Directions.
Select every line below containing the word "value".

---------- Dataset extract

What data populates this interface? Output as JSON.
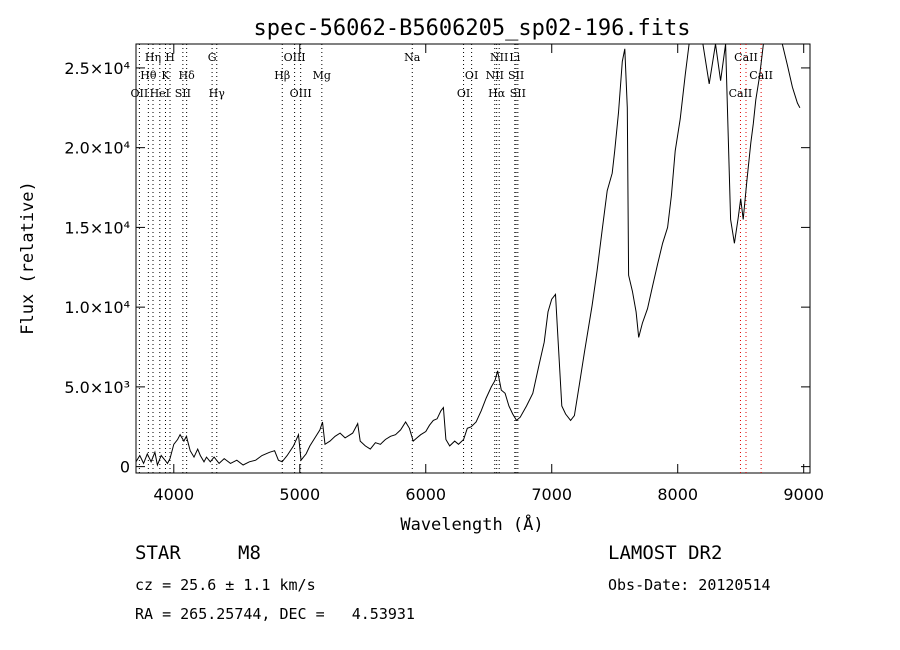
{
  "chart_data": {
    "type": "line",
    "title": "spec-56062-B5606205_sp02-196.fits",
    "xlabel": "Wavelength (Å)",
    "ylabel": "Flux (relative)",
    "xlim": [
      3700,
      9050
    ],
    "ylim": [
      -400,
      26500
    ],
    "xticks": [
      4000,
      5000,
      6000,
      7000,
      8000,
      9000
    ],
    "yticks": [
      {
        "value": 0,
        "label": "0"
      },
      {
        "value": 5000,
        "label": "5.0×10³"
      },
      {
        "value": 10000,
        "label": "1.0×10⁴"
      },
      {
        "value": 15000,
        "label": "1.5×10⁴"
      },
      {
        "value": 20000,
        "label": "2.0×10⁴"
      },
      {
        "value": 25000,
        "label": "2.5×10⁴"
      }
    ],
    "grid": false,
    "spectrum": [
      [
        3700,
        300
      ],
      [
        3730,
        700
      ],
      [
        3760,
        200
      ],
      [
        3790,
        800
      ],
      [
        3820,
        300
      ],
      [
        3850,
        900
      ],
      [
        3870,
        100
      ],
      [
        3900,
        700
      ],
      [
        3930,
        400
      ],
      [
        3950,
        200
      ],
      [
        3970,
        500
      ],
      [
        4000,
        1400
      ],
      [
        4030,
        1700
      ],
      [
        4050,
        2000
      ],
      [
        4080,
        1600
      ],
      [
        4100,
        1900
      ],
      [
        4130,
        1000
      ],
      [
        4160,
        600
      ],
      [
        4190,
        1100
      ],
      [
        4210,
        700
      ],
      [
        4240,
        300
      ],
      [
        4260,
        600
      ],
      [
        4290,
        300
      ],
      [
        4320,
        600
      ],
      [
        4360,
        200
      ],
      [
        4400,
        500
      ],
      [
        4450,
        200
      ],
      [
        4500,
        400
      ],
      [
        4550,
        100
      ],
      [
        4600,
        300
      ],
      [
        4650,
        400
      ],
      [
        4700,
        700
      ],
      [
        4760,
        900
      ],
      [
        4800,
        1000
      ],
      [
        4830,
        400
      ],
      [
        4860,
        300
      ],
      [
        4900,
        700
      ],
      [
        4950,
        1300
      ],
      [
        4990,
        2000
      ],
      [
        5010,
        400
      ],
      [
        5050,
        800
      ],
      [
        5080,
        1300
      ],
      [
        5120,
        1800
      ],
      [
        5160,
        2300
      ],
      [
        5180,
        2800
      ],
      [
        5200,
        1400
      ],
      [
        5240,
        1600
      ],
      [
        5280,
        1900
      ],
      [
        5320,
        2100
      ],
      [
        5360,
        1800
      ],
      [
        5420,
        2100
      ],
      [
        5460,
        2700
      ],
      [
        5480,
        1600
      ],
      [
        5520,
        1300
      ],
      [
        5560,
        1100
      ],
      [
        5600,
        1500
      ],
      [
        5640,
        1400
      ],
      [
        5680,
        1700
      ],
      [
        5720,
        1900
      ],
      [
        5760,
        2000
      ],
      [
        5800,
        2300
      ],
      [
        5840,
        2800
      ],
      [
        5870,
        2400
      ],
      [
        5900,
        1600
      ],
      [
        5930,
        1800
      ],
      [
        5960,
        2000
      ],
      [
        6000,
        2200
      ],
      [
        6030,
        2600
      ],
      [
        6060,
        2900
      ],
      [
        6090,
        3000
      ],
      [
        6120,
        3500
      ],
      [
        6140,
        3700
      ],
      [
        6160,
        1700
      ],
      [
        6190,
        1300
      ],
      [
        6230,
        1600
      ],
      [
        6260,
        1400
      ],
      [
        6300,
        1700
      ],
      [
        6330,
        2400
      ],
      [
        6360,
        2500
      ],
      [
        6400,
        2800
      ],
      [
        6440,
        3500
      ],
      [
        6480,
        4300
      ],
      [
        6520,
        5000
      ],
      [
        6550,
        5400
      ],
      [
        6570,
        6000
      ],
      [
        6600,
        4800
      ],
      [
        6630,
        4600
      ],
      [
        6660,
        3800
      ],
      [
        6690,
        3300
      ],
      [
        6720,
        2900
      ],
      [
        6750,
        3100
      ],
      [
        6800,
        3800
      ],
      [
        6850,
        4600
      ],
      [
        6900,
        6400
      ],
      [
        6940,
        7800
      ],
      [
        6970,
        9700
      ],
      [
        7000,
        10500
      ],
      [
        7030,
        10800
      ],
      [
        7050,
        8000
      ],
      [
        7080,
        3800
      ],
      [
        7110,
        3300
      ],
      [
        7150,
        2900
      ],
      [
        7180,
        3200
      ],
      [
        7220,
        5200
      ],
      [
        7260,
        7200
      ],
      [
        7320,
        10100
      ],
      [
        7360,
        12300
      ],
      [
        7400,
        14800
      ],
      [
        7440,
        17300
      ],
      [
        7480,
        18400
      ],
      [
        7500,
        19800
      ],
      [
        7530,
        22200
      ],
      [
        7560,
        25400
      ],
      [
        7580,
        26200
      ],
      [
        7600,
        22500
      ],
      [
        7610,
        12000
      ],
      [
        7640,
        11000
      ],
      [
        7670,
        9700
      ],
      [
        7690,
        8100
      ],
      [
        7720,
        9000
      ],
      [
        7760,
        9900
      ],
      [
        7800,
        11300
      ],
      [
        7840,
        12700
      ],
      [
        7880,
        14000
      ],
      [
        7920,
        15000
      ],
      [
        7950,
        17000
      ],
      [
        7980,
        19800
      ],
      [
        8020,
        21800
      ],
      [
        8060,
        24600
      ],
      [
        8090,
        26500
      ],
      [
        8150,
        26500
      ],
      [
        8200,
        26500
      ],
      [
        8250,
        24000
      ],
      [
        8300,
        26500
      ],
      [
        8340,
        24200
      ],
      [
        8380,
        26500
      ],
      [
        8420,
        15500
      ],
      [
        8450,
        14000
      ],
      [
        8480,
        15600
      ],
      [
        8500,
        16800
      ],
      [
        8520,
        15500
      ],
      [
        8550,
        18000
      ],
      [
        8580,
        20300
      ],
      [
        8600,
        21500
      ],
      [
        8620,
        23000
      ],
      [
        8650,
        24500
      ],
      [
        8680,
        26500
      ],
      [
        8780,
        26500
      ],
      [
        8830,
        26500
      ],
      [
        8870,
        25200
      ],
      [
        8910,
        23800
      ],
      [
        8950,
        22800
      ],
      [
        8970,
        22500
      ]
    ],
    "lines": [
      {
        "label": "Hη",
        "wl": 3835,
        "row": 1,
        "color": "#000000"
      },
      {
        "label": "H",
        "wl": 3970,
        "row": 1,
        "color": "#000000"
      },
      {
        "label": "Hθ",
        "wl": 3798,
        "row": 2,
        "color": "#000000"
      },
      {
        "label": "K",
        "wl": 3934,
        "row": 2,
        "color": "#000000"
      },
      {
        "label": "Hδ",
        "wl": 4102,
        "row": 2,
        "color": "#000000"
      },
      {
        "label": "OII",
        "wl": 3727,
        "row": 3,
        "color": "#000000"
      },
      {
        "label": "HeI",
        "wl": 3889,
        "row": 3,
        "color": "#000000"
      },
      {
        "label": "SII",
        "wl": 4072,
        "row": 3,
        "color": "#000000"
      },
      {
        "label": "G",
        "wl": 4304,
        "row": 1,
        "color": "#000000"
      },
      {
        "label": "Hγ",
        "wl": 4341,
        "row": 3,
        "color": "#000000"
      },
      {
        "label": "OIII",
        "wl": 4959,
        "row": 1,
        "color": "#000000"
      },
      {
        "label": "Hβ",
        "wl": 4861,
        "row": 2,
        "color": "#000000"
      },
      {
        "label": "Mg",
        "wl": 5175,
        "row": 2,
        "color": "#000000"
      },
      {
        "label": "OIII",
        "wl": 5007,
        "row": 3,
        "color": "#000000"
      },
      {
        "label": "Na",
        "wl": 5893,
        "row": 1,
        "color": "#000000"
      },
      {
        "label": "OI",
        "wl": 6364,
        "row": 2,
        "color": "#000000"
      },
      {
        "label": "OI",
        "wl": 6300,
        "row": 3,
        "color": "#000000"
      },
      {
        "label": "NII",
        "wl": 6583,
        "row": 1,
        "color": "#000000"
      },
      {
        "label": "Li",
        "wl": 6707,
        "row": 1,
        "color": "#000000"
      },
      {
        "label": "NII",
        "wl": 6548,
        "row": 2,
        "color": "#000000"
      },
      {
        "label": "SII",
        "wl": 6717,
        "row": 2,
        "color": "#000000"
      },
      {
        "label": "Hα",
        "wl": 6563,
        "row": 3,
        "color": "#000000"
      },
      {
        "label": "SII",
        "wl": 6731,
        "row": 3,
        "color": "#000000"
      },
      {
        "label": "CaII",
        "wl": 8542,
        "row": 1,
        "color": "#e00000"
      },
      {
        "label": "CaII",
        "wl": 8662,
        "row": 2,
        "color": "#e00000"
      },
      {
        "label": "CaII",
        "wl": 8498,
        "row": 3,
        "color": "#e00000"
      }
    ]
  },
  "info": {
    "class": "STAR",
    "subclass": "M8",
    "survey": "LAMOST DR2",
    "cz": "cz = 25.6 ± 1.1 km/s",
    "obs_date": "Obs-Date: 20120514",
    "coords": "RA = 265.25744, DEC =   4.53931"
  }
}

--------------------

Solution to this exercise.
        "value": 0,
        "value": 5000,
        "value": 10000,
        "value": 15000,
        "value": 20000,
        "value": 25000,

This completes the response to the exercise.